EXERCISE TASK
Extract the entries in their exact form.

(Stored items from a collection)

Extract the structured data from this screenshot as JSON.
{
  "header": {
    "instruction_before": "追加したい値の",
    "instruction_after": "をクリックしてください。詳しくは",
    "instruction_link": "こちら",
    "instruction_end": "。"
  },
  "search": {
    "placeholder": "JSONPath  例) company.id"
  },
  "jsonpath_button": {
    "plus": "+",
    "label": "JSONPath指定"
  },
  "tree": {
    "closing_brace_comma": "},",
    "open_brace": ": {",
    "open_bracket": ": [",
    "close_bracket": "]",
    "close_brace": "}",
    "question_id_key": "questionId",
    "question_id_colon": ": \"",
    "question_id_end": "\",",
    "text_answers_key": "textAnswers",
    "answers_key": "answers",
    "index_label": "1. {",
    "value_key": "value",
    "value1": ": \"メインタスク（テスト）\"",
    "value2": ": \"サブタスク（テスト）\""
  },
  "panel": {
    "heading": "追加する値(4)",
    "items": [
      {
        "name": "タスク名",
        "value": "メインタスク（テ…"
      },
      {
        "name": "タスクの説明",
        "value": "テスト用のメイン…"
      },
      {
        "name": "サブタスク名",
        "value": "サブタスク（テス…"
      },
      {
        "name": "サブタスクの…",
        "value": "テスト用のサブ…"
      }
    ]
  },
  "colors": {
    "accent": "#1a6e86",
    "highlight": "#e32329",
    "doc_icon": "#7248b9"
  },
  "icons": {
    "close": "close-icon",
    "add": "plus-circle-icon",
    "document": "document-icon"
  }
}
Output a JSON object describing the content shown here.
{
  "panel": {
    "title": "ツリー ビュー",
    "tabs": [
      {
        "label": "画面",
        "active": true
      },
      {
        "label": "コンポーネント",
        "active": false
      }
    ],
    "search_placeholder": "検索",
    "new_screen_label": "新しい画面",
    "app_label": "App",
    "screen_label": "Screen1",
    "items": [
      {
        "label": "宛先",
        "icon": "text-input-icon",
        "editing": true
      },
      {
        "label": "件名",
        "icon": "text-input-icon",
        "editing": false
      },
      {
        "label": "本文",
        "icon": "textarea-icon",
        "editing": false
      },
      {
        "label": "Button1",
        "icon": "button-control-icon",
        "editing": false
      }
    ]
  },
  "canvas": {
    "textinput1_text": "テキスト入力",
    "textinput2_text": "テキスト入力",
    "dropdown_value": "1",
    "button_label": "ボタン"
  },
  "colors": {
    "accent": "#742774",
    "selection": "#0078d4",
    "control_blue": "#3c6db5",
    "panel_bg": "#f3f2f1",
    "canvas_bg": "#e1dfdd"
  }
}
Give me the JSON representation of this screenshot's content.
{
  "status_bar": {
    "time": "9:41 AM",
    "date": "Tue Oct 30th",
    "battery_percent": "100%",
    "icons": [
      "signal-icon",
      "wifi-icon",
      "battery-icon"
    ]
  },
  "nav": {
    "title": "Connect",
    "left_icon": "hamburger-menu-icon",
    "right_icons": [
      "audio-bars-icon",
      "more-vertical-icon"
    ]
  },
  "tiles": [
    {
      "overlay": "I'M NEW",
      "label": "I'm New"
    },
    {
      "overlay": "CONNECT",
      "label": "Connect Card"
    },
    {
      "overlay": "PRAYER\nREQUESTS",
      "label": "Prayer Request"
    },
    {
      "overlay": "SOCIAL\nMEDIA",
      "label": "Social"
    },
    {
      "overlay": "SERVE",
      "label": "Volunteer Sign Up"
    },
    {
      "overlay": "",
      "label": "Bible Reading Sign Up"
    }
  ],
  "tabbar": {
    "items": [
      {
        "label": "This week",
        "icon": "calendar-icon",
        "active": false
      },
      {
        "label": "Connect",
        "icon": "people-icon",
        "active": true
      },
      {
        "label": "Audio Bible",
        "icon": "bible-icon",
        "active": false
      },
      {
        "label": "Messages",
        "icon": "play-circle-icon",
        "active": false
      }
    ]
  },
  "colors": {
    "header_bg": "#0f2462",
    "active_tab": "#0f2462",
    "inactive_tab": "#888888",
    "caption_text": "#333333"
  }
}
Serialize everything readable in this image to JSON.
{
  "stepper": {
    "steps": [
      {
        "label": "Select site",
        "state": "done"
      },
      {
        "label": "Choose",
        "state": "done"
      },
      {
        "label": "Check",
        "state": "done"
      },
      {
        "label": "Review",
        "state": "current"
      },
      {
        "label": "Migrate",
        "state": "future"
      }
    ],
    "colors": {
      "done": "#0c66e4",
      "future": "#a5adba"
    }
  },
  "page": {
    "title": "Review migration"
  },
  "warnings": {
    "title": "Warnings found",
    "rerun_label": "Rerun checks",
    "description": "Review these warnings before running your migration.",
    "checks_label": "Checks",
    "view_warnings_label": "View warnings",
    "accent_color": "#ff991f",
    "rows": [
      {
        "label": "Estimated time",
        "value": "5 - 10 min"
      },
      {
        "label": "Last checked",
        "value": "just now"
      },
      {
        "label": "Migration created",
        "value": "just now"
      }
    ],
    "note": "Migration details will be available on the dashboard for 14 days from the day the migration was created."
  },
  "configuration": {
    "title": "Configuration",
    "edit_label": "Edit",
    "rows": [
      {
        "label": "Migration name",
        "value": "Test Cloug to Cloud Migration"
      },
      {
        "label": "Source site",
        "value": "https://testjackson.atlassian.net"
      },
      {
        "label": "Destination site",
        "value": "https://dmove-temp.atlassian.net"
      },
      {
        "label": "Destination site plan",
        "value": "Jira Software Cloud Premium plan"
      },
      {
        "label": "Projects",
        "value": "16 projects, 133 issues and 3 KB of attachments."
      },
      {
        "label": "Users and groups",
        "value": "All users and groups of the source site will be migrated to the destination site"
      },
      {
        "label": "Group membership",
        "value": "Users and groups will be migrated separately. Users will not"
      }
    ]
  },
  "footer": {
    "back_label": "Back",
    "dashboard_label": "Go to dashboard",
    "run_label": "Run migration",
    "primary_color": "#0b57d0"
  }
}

FINISHED TASK
Extract the structured data from this screenshot as JSON.
{
  "header": {
    "instruction_before": "追加したい値の",
    "instruction_after": "をクリックしてください。詳しくは",
    "instruction_link": "こちら",
    "instruction_end": "。"
  },
  "search": {
    "placeholder": "JSONPath  例) company.id"
  },
  "jsonpath_button": {
    "plus": "+",
    "label": "JSONPath指定"
  },
  "tree": {
    "closing_brace_comma": "},",
    "open_brace": ": {",
    "open_bracket": ": [",
    "close_bracket": "]",
    "close_brace": "}",
    "question_id_key": "questionId",
    "question_id_colon": ": \"",
    "question_id_end": "\",",
    "text_answers_key": "textAnswers",
    "answers_key": "answers",
    "index_label": "1. {",
    "value_key": "value",
    "value1": ": \"メインタスク（テスト）\"",
    "value2": ": \"サブタスク（テスト）\""
  },
  "panel": {
    "heading": "追加する値(4)",
    "items": [
      {
        "name": "タスク名",
        "value": "メインタスク（テ…"
      },
      {
        "name": "タスクの説明",
        "value": "テスト用のメイン…"
      },
      {
        "name": "サブタスク名",
        "value": "サブタスク（テス…"
      },
      {
        "name": "サブタスクの…",
        "value": "テスト用のサブ…"
      }
    ]
  },
  "colors": {
    "accent": "#1a6e86",
    "highlight": "#e32329",
    "doc_icon": "#7248b9"
  },
  "icons": {
    "close": "close-icon",
    "add": "plus-circle-icon",
    "document": "document-icon"
  }
}
Output a JSON object describing the content shown here.
{
  "panel": {
    "title": "ツリー ビュー",
    "tabs": [
      {
        "label": "画面",
        "active": true
      },
      {
        "label": "コンポーネント",
        "active": false
      }
    ],
    "search_placeholder": "検索",
    "new_screen_label": "新しい画面",
    "app_label": "App",
    "screen_label": "Screen1",
    "items": [
      {
        "label": "宛先",
        "icon": "text-input-icon",
        "editing": true
      },
      {
        "label": "件名",
        "icon": "text-input-icon",
        "editing": false
      },
      {
        "label": "本文",
        "icon": "textarea-icon",
        "editing": false
      },
      {
        "label": "Button1",
        "icon": "button-control-icon",
        "editing": false
      }
    ]
  },
  "canvas": {
    "textinput1_text": "テキスト入力",
    "textinput2_text": "テキスト入力",
    "dropdown_value": "1",
    "button_label": "ボタン"
  },
  "colors": {
    "accent": "#742774",
    "selection": "#0078d4",
    "control_blue": "#3c6db5",
    "panel_bg": "#f3f2f1",
    "canvas_bg": "#e1dfdd"
  }
}
Give me the JSON representation of this screenshot's content.
{
  "status_bar": {
    "time": "9:41 AM",
    "date": "Tue Oct 30th",
    "battery_percent": "100%",
    "icons": [
      "signal-icon",
      "wifi-icon",
      "battery-icon"
    ]
  },
  "nav": {
    "title": "Connect",
    "left_icon": "hamburger-menu-icon",
    "right_icons": [
      "audio-bars-icon",
      "more-vertical-icon"
    ]
  },
  "tiles": [
    {
      "overlay": "I'M NEW",
      "label": "I'm New"
    },
    {
      "overlay": "CONNECT",
      "label": "Connect Card"
    },
    {
      "overlay": "PRAYER\nREQUESTS",
      "label": "Prayer Request"
    },
    {
      "overlay": "SOCIAL\nMEDIA",
      "label": "Social"
    },
    {
      "overlay": "SERVE",
      "label": "Volunteer Sign Up"
    },
    {
      "overlay": "",
      "label": "Bible Reading Sign Up"
    }
  ],
  "tabbar": {
    "items": [
      {
        "label": "This week",
        "icon": "calendar-icon",
        "active": false
      },
      {
        "label": "Connect",
        "icon": "people-icon",
        "active": true
      },
      {
        "label": "Audio Bible",
        "icon": "bible-icon",
        "active": false
      },
      {
        "label": "Messages",
        "icon": "play-circle-icon",
        "active": false
      }
    ]
  },
  "colors": {
    "header_bg": "#0f2462",
    "active_tab": "#0f2462",
    "inactive_tab": "#888888",
    "caption_text": "#333333"
  }
}
Serialize everything readable in this image to JSON.
{
  "stepper": {
    "steps": [
      {
        "label": "Select site",
        "state": "done"
      },
      {
        "label": "Choose",
        "state": "done"
      },
      {
        "label": "Check",
        "state": "done"
      },
      {
        "label": "Review",
        "state": "current"
      },
      {
        "label": "Migrate",
        "state": "future"
      }
    ],
    "colors": {
      "done": "#0c66e4",
      "future": "#a5adba"
    }
  },
  "page": {
    "title": "Review migration"
  },
  "warnings": {
    "title": "Warnings found",
    "rerun_label": "Rerun checks",
    "description": "Review these warnings before running your migration.",
    "checks_label": "Checks",
    "view_warnings_label": "View warnings",
    "accent_color": "#ff991f",
    "rows": [
      {
        "label": "Estimated time",
        "value": "5 - 10 min"
      },
      {
        "label": "Last checked",
        "value": "just now"
      },
      {
        "label": "Migration created",
        "value": "just now"
      }
    ],
    "note": "Migration details will be available on the dashboard for 14 days from the day the migration was created."
  },
  "configuration": {
    "title": "Configuration",
    "edit_label": "Edit",
    "rows": [
      {
        "label": "Migration name",
        "value": "Test Cloug to Cloud Migration"
      },
      {
        "label": "Source site",
        "value": "https://testjackson.atlassian.net"
      },
      {
        "label": "Destination site",
        "value": "https://dmove-temp.atlassian.net"
      },
      {
        "label": "Destination site plan",
        "value": "Jira Software Cloud Premium plan"
      },
      {
        "label": "Projects",
        "value": "16 projects, 133 issues and 3 KB of attachments."
      },
      {
        "label": "Users and groups",
        "value": "All users and groups of the source site will be migrated to the destination site"
      },
      {
        "label": "Group membership",
        "value": "Users and groups will be migrated separately. Users will not"
      }
    ]
  },
  "footer": {
    "back_label": "Back",
    "dashboard_label": "Go to dashboard",
    "run_label": "Run migration",
    "primary_color": "#0b57d0"
  }
}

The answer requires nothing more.